DO THIS: Look through the data below and return each line where "suggestions" appears.

Recorded data:

## START

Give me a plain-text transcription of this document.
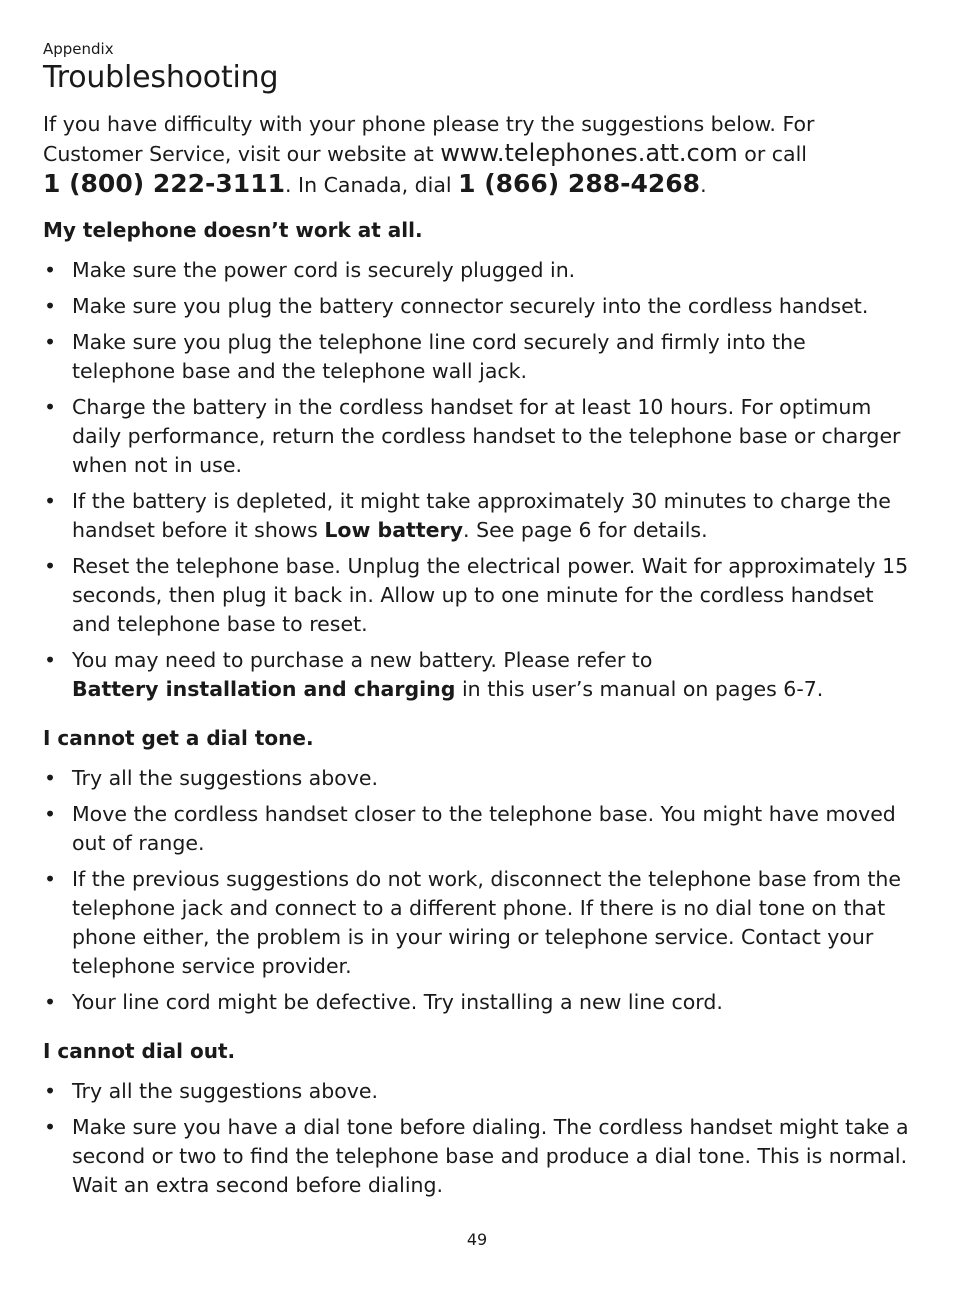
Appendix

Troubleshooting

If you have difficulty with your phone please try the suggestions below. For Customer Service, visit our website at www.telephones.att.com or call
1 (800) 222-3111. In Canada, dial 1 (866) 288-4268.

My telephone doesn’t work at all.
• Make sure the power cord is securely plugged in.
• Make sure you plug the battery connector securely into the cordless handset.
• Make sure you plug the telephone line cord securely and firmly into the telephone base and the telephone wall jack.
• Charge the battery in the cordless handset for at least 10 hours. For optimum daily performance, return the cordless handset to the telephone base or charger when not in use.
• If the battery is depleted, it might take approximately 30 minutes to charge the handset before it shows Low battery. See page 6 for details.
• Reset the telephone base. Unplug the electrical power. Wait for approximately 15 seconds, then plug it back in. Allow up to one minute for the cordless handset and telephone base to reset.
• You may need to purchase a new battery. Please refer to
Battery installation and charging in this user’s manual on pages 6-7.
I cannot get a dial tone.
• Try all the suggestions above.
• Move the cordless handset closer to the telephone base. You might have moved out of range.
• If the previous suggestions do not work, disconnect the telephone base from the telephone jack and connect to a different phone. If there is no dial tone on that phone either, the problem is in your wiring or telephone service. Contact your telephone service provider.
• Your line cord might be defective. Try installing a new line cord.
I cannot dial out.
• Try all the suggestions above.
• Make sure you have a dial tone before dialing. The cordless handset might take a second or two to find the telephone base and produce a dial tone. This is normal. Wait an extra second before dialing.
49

## END

RESPONSE:
If you have difficulty with your phone please try the suggestions below. For Customer Service, visit our website at www.telephones.att.com or call
• Try all the suggestions above.
• If the previous suggestions do not work, disconnect the telephone base from the telephone jack and connect to a different phone. If there is no dial tone on that phone either, the problem is in your wiring or telephone service. Contact your telephone service provider.
• Try all the suggestions above.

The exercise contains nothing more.